══ AVAILABLE DATA
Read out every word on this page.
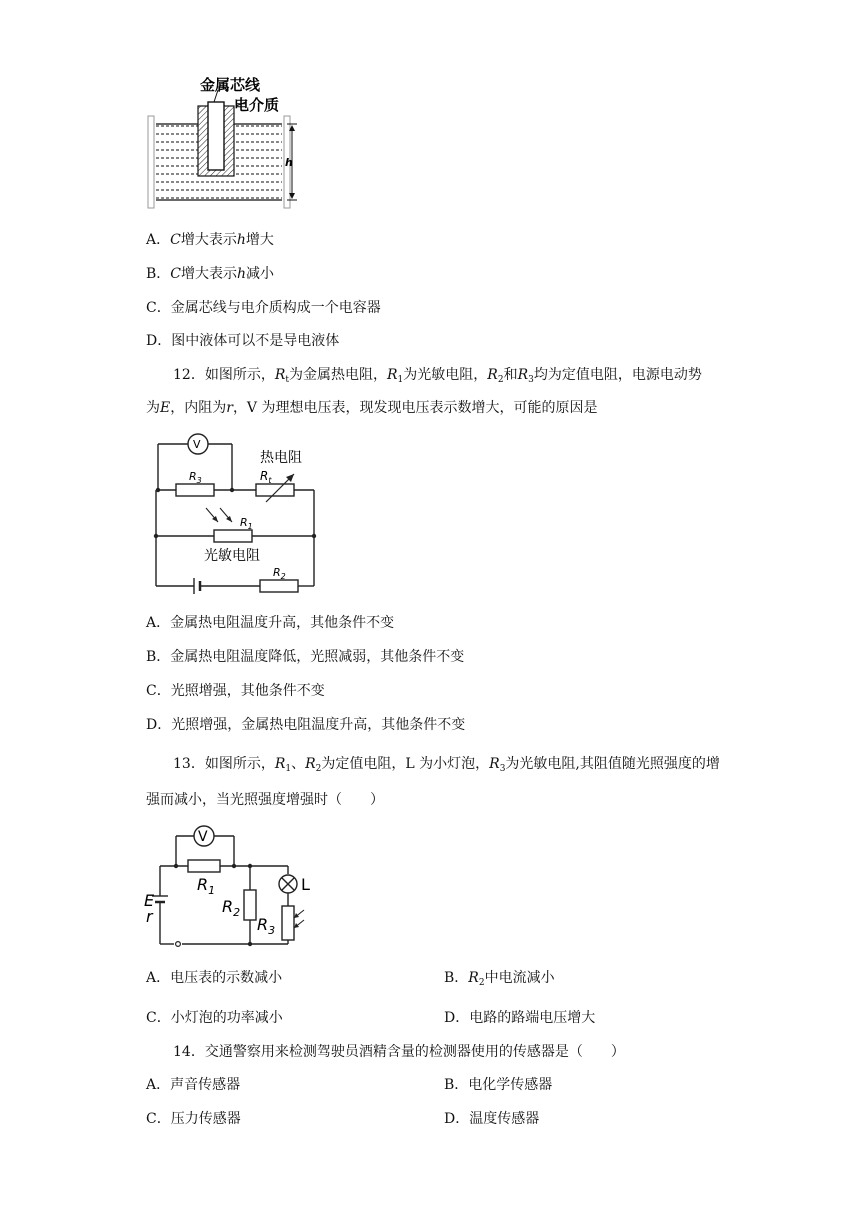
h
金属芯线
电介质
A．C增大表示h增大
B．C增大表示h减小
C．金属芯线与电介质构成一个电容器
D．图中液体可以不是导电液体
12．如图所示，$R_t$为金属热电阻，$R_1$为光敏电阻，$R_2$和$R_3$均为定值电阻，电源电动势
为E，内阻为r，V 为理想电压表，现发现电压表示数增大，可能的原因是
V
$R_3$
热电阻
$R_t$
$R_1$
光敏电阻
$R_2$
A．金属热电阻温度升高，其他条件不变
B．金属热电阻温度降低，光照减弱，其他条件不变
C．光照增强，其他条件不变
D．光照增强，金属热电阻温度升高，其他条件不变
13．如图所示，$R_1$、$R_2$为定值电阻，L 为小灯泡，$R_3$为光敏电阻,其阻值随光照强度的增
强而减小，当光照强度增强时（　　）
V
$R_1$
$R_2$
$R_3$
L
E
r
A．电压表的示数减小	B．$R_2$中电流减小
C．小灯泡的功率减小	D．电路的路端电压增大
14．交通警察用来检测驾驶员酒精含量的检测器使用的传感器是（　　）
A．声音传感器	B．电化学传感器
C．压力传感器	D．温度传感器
════
Skipping the pictures, transcribe each line above exactly as it appears.

Read out every word on this page.
h
金属芯线
电介质
A．C增大表示h增大
B．C增大表示h减小
C．金属芯线与电介质构成一个电容器
D．图中液体可以不是导电液体
12．如图所示，$R_t$为金属热电阻，$R_1$为光敏电阻，$R_2$和$R_3$均为定值电阻，电源电动势
为E，内阻为r，V 为理想电压表，现发现电压表示数增大，可能的原因是
V
$R_3$
热电阻
$R_t$
$R_1$
光敏电阻
$R_2$
A．金属热电阻温度升高，其他条件不变
B．金属热电阻温度降低，光照减弱，其他条件不变
C．光照增强，其他条件不变
D．光照增强，金属热电阻温度升高，其他条件不变
13．如图所示，$R_1$、$R_2$为定值电阻，L 为小灯泡，$R_3$为光敏电阻,其阻值随光照强度的增
强而减小，当光照强度增强时（　　）
V
$R_1$
$R_2$
$R_3$
L
E
r
A．电压表的示数减小	B．$R_2$中电流减小
C．小灯泡的功率减小	D．电路的路端电压增大
14．交通警察用来检测驾驶员酒精含量的检测器使用的传感器是（　　）
A．声音传感器	B．电化学传感器
C．压力传感器	D．温度传感器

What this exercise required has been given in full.